→ **Excerpted text**
Perceptual Visual Distortions as Result of Encoding

1. Staircase  –  tend to appear on diagonal edges as the result of encoding (due to incapability of horizontal and vertical basis DCT or DST functions to accurately represent diagonal edges).

 

2. blocking artifacts which occur due to the division of frames into macroblocks of rectangular shape. All blocks are coded separately from one another despite a possibly existing spatial correlation between them, yielding visible superfluous edges at block borders.  Blocking artifacts are, in most cases, easily spotted by the Human Visual System (HVS) as a regular structure which does not belong to the image.

 

3. Color bleeding – highly saturated colors can bleed from the source object to the background.  Color bleeding is the result of conversion RGB to YUV420 and is easily spotted by the Human Visual System on saturated colors: 

4. Ghosting appears as a blurred remnant trailing behind fast moving objects. Motion compensation mismatch occurs as a result of the assumption that all pixels of a macroblock undergo identical motion shifts from one frame to another.

 

5. Mosquito noise is a temporal artifact seen as fluctuations in smooth regions surrounding high contrast edges or moving objects, while stationary area fluctuations resemble the mosquito effect but occur in textured regions of scenes.

(Document page layout detection data)
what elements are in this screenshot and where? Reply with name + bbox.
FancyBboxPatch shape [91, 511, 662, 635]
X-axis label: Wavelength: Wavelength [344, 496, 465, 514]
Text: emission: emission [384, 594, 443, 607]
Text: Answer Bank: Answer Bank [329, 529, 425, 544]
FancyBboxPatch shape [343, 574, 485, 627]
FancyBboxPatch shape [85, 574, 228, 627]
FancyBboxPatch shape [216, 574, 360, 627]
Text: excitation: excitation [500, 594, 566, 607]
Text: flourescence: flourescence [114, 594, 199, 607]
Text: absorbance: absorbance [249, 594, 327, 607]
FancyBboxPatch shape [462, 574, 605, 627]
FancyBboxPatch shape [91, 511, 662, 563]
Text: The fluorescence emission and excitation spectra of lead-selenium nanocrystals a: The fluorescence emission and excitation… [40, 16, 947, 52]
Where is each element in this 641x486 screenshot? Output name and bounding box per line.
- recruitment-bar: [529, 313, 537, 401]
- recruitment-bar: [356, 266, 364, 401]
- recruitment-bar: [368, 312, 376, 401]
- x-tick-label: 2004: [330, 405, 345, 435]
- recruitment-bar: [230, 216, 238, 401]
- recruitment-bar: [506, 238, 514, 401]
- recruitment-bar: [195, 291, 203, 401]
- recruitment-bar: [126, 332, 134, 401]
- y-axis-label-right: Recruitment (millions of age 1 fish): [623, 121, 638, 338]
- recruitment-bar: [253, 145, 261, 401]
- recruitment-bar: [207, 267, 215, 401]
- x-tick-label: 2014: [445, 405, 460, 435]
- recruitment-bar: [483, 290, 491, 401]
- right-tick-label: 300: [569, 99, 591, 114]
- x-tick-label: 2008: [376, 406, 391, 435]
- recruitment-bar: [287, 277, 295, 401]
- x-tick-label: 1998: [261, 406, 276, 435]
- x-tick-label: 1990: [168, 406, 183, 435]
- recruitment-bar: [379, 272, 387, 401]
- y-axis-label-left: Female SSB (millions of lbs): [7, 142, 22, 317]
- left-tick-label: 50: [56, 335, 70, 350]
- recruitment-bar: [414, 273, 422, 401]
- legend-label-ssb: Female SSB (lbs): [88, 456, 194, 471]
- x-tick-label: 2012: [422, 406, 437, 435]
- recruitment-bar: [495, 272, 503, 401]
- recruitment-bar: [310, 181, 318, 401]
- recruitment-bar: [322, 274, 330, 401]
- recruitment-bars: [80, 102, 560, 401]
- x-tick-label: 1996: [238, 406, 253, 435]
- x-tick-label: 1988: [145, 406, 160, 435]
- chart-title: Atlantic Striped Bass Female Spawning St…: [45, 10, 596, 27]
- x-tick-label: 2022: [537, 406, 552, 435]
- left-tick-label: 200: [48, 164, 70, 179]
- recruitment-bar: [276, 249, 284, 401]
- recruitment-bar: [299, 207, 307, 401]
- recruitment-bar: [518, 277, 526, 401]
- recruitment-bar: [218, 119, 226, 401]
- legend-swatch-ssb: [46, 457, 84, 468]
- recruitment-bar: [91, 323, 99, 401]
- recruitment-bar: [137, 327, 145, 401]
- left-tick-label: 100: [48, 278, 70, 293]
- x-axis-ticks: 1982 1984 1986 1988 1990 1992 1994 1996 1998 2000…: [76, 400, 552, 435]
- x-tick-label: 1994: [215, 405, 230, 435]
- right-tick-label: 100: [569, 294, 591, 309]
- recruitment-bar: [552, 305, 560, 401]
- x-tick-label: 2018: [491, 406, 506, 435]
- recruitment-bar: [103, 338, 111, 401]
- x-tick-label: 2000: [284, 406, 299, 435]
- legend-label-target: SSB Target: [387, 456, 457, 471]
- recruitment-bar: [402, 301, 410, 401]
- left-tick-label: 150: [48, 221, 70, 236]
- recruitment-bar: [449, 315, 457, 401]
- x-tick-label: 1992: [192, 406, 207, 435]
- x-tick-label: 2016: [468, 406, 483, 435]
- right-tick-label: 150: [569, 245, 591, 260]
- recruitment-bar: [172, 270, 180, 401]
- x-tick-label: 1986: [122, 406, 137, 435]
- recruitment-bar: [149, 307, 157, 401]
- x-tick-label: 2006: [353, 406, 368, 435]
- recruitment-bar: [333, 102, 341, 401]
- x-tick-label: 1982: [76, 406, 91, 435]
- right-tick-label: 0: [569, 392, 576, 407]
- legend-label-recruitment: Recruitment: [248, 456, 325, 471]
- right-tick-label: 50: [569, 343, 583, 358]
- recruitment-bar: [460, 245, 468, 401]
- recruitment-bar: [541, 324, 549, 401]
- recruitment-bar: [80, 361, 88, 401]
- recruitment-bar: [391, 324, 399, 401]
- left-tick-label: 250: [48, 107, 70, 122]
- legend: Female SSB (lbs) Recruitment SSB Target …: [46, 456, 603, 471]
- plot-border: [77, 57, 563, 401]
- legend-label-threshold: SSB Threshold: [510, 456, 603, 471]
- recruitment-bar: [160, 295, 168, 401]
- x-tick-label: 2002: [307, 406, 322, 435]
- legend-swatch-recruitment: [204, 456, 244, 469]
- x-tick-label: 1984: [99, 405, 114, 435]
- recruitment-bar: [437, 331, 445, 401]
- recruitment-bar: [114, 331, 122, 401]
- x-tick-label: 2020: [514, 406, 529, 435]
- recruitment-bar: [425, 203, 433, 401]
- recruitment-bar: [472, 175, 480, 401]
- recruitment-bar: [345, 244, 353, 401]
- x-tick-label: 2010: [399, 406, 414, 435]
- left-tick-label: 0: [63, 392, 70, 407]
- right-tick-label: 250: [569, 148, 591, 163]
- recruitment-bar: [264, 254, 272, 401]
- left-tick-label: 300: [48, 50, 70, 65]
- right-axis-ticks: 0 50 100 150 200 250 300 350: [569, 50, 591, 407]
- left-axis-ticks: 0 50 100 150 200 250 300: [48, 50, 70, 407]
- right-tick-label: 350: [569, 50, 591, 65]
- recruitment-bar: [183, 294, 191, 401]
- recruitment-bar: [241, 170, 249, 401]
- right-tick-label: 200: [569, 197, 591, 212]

→ **What needs to be done**
Write out the passage on encoding distortions again, starting at "1. Staircase  –  tend" and ending at "represent diagonal edges).", switching "diagonal edges" to "slanted edges" throughout.

→ **Task solution**
1. Staircase  –  tend to appear on slanted edges as the result of encoding (due to incapability of horizontal and vertical basis DCT or DST functions to accurately represent slanted edges).